**WORK TO COMPLETE**. Find the word "Mobile" in the records below. List each line containing it.

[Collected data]
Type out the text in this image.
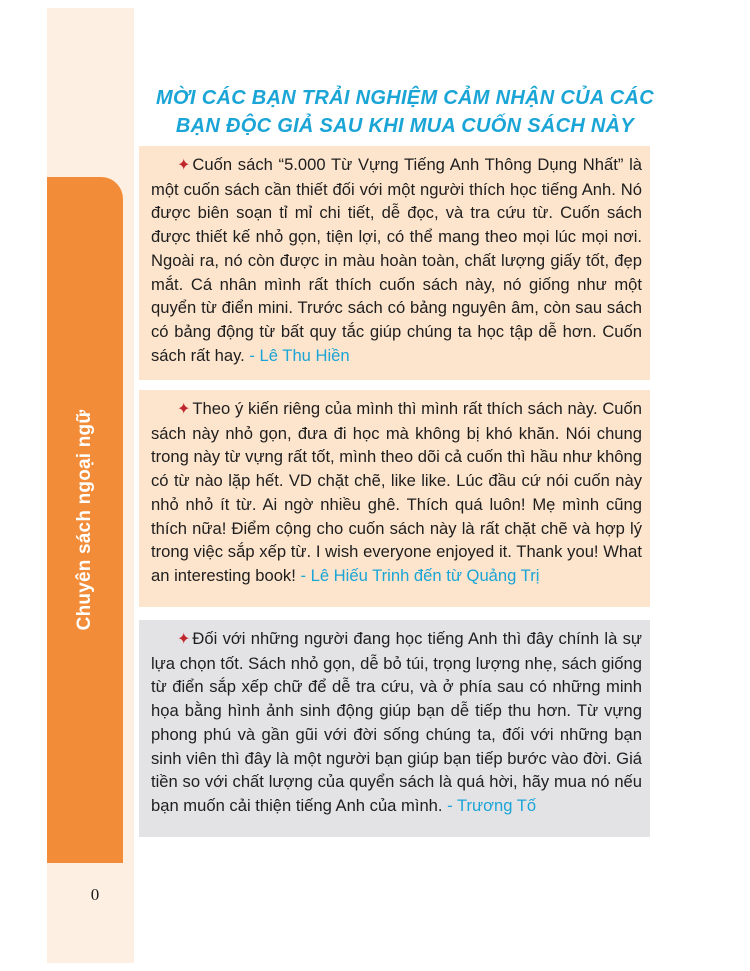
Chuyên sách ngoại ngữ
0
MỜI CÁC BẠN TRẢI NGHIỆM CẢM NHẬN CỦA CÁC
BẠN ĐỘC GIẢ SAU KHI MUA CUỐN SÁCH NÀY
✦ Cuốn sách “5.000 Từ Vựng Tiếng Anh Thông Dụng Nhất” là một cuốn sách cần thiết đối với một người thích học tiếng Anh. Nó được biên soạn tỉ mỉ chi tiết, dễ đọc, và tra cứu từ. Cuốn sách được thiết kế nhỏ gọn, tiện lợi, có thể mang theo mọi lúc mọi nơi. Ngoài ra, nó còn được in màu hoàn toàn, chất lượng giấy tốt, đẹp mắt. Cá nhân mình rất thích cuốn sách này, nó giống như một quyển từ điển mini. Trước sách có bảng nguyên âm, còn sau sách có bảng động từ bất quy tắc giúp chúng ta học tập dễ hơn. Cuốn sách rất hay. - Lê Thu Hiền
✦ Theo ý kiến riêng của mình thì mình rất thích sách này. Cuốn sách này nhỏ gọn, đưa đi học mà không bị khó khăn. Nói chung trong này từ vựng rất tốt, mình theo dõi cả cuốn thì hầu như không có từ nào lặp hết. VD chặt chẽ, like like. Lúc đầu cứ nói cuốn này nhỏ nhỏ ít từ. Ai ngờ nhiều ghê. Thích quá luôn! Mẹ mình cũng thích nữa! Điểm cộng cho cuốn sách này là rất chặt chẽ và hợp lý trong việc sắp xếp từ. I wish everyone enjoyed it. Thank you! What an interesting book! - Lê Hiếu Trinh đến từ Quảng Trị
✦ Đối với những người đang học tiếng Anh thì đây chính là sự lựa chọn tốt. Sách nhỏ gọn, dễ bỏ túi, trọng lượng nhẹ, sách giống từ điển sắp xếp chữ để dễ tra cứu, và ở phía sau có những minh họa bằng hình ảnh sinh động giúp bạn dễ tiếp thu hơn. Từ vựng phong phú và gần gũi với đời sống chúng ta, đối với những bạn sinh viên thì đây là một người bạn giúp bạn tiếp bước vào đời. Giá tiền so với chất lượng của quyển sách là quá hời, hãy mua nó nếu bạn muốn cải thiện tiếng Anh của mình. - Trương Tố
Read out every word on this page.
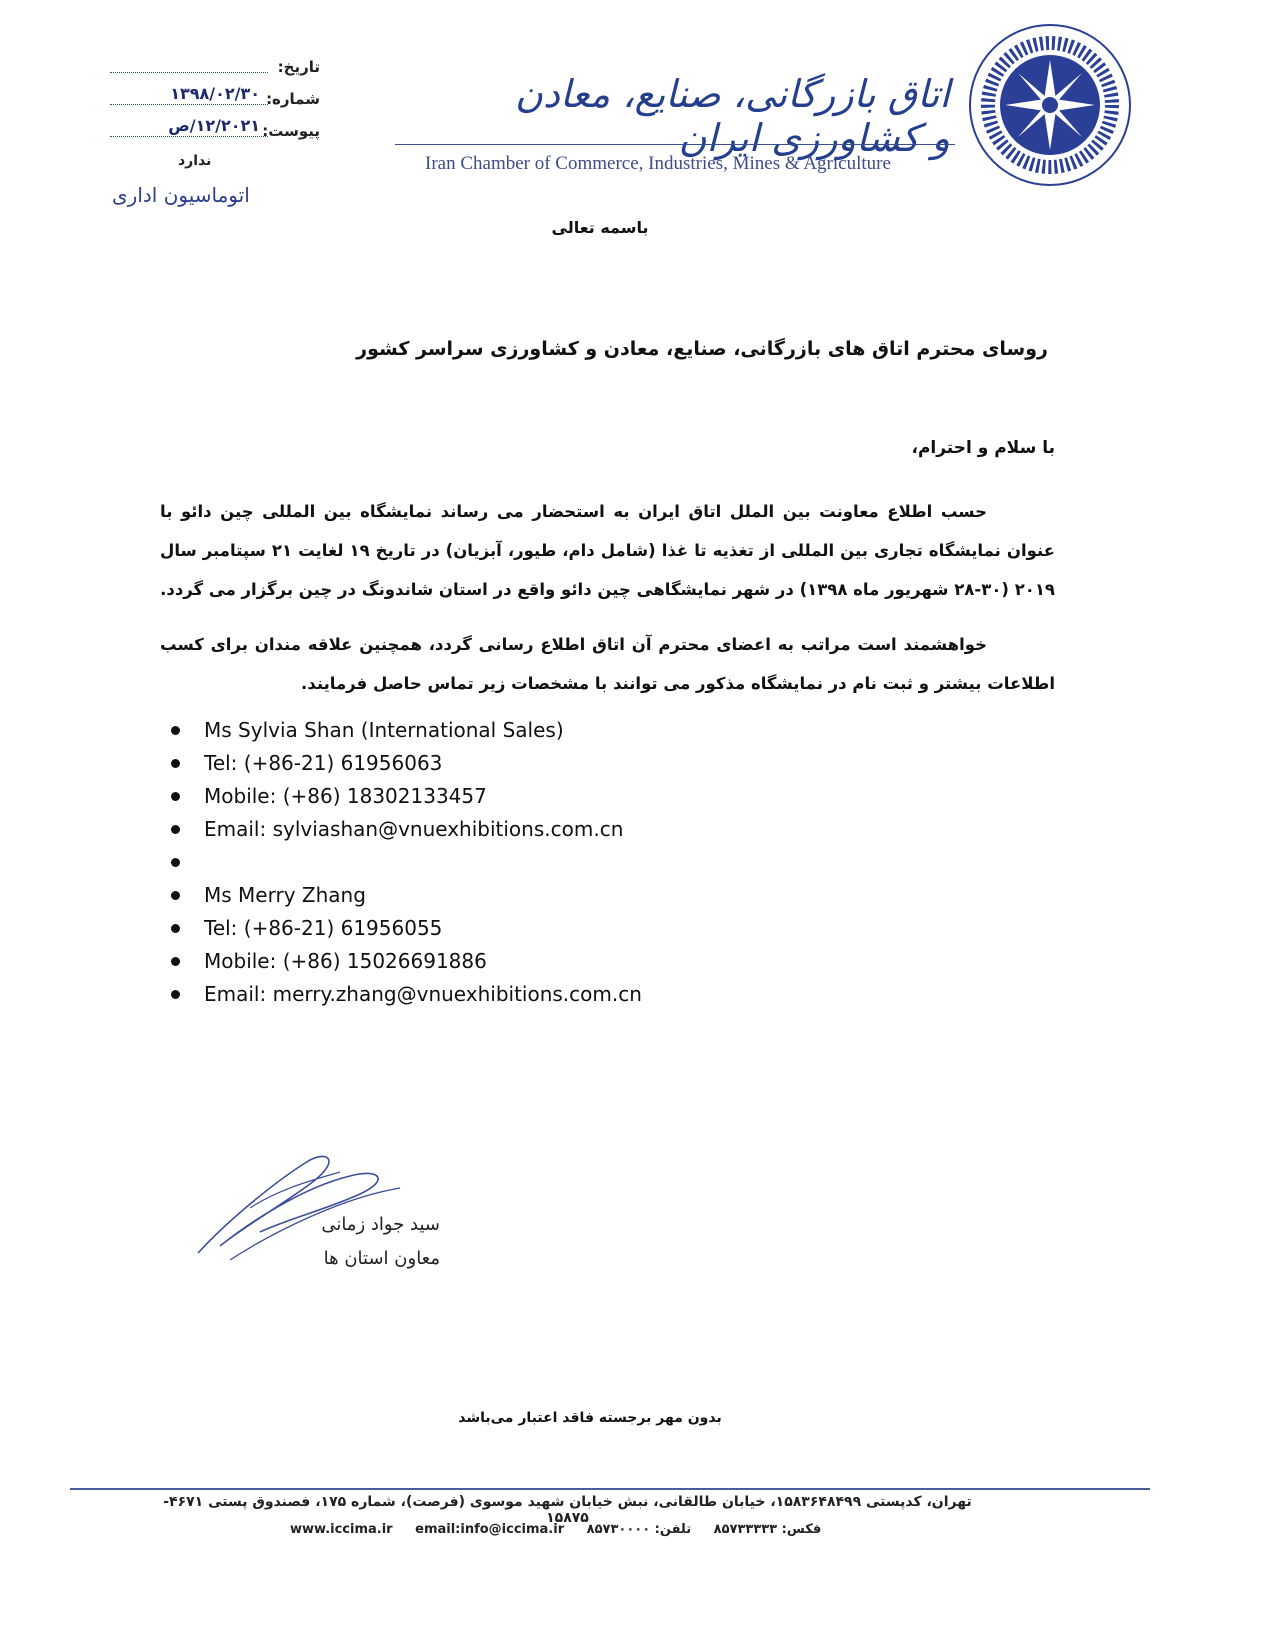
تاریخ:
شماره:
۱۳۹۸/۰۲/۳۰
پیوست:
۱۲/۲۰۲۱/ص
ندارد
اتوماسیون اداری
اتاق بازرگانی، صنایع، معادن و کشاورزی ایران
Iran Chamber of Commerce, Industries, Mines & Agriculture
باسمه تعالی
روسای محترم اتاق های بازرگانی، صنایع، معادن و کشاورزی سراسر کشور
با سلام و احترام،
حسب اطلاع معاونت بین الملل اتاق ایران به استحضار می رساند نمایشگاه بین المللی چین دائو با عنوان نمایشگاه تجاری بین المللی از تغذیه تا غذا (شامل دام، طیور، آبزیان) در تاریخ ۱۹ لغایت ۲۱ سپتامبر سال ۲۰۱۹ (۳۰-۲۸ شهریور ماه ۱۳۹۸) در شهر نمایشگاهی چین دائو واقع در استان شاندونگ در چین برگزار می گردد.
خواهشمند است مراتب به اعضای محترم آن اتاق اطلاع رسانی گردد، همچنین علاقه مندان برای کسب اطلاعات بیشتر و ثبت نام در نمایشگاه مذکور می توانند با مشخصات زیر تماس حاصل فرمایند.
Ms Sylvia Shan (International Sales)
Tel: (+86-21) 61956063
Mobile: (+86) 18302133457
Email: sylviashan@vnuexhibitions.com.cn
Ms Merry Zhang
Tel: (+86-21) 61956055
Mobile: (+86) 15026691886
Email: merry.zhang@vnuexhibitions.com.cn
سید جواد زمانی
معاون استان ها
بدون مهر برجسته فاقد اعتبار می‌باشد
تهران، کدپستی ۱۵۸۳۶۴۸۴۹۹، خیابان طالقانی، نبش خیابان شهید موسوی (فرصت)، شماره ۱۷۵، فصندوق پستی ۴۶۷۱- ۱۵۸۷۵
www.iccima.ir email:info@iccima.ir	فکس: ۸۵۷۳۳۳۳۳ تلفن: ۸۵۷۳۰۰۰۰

**COMPLETED EXERCISE**.
Mobile: (+86) 18302133457
Mobile: (+86) 15026691886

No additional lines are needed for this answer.